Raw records
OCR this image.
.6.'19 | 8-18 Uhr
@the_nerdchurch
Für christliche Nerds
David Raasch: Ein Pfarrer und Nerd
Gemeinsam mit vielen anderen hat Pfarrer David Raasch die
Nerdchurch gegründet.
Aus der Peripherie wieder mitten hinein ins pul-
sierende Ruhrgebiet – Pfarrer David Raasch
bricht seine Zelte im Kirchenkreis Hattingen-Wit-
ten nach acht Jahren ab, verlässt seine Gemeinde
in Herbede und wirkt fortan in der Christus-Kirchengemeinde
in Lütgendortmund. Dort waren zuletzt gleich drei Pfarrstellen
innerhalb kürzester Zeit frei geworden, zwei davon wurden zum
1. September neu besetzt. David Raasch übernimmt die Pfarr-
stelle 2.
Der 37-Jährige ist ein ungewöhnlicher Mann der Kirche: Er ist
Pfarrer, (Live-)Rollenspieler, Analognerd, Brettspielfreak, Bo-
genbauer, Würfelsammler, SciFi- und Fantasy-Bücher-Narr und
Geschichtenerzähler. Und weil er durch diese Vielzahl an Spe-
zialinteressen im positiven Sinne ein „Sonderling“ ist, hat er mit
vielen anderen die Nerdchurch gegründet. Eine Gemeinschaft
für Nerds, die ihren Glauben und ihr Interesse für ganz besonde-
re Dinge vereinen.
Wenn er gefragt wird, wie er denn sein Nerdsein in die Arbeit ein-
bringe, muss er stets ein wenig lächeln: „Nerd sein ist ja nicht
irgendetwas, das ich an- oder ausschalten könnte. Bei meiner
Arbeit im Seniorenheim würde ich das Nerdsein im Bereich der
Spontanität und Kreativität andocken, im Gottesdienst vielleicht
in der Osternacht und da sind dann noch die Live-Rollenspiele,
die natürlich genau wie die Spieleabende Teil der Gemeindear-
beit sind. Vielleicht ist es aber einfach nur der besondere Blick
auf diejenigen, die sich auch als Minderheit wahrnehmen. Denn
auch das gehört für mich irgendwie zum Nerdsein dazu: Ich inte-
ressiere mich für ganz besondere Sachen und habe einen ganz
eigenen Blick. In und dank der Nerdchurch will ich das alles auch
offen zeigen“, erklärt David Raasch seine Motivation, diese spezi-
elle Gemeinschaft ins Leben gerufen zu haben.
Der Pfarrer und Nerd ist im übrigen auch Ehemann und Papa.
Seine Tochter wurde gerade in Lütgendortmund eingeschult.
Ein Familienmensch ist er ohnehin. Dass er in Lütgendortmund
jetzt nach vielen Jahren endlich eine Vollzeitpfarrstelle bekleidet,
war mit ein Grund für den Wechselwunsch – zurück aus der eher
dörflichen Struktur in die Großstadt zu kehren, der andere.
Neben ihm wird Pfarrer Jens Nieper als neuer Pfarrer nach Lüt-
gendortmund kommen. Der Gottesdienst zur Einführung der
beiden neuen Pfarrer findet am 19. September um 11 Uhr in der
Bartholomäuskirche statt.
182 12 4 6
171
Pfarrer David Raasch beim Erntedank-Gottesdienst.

GIVEN REQUEST: Restate the whole listing exactly, leaving out nothing.

SOLUTION BELOW:
OCR this image.
.6.'19 | 8-18 Uhr
@the_nerdchurch
Für christliche Nerds
David Raasch: Ein Pfarrer und Nerd
Gemeinsam mit vielen anderen hat Pfarrer David Raasch die
Nerdchurch gegründet.
Aus der Peripherie wieder mitten hinein ins pul-
sierende Ruhrgebiet – Pfarrer David Raasch
bricht seine Zelte im Kirchenkreis Hattingen-Wit-
ten nach acht Jahren ab, verlässt seine Gemeinde
in Herbede und wirkt fortan in der Christus-Kirchengemeinde
in Lütgendortmund. Dort waren zuletzt gleich drei Pfarrstellen
innerhalb kürzester Zeit frei geworden, zwei davon wurden zum
1. September neu besetzt. David Raasch übernimmt die Pfarr-
stelle 2.
Der 37-Jährige ist ein ungewöhnlicher Mann der Kirche: Er ist
Pfarrer, (Live-)Rollenspieler, Analognerd, Brettspielfreak, Bo-
genbauer, Würfelsammler, SciFi- und Fantasy-Bücher-Narr und
Geschichtenerzähler. Und weil er durch diese Vielzahl an Spe-
zialinteressen im positiven Sinne ein „Sonderling“ ist, hat er mit
vielen anderen die Nerdchurch gegründet. Eine Gemeinschaft
für Nerds, die ihren Glauben und ihr Interesse für ganz besonde-
re Dinge vereinen.
Wenn er gefragt wird, wie er denn sein Nerdsein in die Arbeit ein-
bringe, muss er stets ein wenig lächeln: „Nerd sein ist ja nicht
irgendetwas, das ich an- oder ausschalten könnte. Bei meiner
Arbeit im Seniorenheim würde ich das Nerdsein im Bereich der
Spontanität und Kreativität andocken, im Gottesdienst vielleicht
in der Osternacht und da sind dann noch die Live-Rollenspiele,
die natürlich genau wie die Spieleabende Teil der Gemeindear-
beit sind. Vielleicht ist es aber einfach nur der besondere Blick
auf diejenigen, die sich auch als Minderheit wahrnehmen. Denn
auch das gehört für mich irgendwie zum Nerdsein dazu: Ich inte-
ressiere mich für ganz besondere Sachen und habe einen ganz
eigenen Blick. In und dank der Nerdchurch will ich das alles auch
offen zeigen“, erklärt David Raasch seine Motivation, diese spezi-
elle Gemeinschaft ins Leben gerufen zu haben.
Der Pfarrer und Nerd ist im übrigen auch Ehemann und Papa.
Seine Tochter wurde gerade in Lütgendortmund eingeschult.
Ein Familienmensch ist er ohnehin. Dass er in Lütgendortmund
jetzt nach vielen Jahren endlich eine Vollzeitpfarrstelle bekleidet,
war mit ein Grund für den Wechselwunsch – zurück aus der eher
dörflichen Struktur in die Großstadt zu kehren, der andere.
Neben ihm wird Pfarrer Jens Nieper als neuer Pfarrer nach Lüt-
gendortmund kommen. Der Gottesdienst zur Einführung der
beiden neuen Pfarrer findet am 19. September um 11 Uhr in der
Bartholomäuskirche statt.
182 12 4 6
171
Pfarrer David Raasch beim Erntedank-Gottesdienst.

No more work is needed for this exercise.